_Problem description_.
Reproduce all entries precisely, down to the last character.

_Given information_.
▼
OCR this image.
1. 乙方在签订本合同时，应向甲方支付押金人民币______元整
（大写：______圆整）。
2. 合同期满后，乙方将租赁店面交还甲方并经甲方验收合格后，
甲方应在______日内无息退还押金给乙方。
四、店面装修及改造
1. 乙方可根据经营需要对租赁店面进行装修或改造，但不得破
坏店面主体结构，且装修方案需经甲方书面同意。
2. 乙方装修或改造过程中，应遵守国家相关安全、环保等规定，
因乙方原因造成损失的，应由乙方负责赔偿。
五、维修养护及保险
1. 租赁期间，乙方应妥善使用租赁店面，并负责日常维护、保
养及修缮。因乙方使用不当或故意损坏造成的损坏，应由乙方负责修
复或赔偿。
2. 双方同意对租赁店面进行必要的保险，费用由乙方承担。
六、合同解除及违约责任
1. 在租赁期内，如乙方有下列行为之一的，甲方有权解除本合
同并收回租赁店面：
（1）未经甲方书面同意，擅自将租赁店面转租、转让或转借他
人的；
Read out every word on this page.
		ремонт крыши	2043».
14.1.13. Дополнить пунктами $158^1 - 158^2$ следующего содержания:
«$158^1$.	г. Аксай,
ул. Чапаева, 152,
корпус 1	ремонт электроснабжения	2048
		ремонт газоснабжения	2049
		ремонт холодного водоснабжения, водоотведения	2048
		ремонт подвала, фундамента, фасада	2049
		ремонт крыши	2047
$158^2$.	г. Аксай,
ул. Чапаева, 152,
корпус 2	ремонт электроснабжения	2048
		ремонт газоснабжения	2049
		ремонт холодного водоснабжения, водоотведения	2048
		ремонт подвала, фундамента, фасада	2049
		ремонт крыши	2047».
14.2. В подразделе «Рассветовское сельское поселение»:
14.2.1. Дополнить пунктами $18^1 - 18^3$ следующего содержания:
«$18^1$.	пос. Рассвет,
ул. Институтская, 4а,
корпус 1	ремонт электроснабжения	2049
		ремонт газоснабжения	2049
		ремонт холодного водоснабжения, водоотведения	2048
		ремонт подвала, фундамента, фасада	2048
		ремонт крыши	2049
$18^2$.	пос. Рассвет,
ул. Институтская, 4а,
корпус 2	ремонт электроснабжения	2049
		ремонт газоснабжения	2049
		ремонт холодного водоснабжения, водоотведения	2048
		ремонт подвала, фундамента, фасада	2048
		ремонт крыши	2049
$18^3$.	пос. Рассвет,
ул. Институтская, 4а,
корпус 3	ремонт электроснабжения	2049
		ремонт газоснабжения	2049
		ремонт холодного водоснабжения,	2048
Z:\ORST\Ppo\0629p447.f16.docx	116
▲
_Result for this exercise_.
OCR this image.
1. 乙方在签订本合同时，应向甲方支付押金人民币______元整
（大写：______圆整）。
2. 合同期满后，乙方将租赁店面交还甲方并经甲方验收合格后，
甲方应在______日内无息退还押金给乙方。
四、店面装修及改造
1. 乙方可根据经营需要对租赁店面进行装修或改造，但不得破
坏店面主体结构，且装修方案需经甲方书面同意。
2. 乙方装修或改造过程中，应遵守国家相关安全、环保等规定，
因乙方原因造成损失的，应由乙方负责赔偿。
五、维修养护及保险
1. 租赁期间，乙方应妥善使用租赁店面，并负责日常维护、保
养及修缮。因乙方使用不当或故意损坏造成的损坏，应由乙方负责修
复或赔偿。
2. 双方同意对租赁店面进行必要的保险，费用由乙方承担。
六、合同解除及违约责任
1. 在租赁期内，如乙方有下列行为之一的，甲方有权解除本合
同并收回租赁店面：
（1）未经甲方书面同意，擅自将租赁店面转租、转让或转借他
人的；
Read out every word on this page.
		ремонт крыши	2043».
14.1.13. Дополнить пунктами $158^1 - 158^2$ следующего содержания:
«$158^1$.	г. Аксай,
ул. Чапаева, 152,
корпус 1	ремонт электроснабжения	2048
		ремонт газоснабжения	2049
		ремонт холодного водоснабжения, водоотведения	2048
		ремонт подвала, фундамента, фасада	2049
		ремонт крыши	2047
$158^2$.	г. Аксай,
ул. Чапаева, 152,
корпус 2	ремонт электроснабжения	2048
		ремонт газоснабжения	2049
		ремонт холодного водоснабжения, водоотведения	2048
		ремонт подвала, фундамента, фасада	2049
		ремонт крыши	2047».
14.2. В подразделе «Рассветовское сельское поселение»:
14.2.1. Дополнить пунктами $18^1 - 18^3$ следующего содержания:
«$18^1$.	пос. Рассвет,
ул. Институтская, 4а,
корпус 1	ремонт электроснабжения	2049
		ремонт газоснабжения	2049
		ремонт холодного водоснабжения, водоотведения	2048
		ремонт подвала, фундамента, фасада	2048
		ремонт крыши	2049
$18^2$.	пос. Рассвет,
ул. Институтская, 4а,
корпус 2	ремонт электроснабжения	2049
		ремонт газоснабжения	2049
		ремонт холодного водоснабжения, водоотведения	2048
		ремонт подвала, фундамента, фасада	2048
		ремонт крыши	2049
$18^3$.	пос. Рассвет,
ул. Институтская, 4а,
корпус 3	ремонт электроснабжения	2049
		ремонт газоснабжения	2049
		ремонт холодного водоснабжения,	2048
Z:\ORST\Ppo\0629p447.f16.docx	116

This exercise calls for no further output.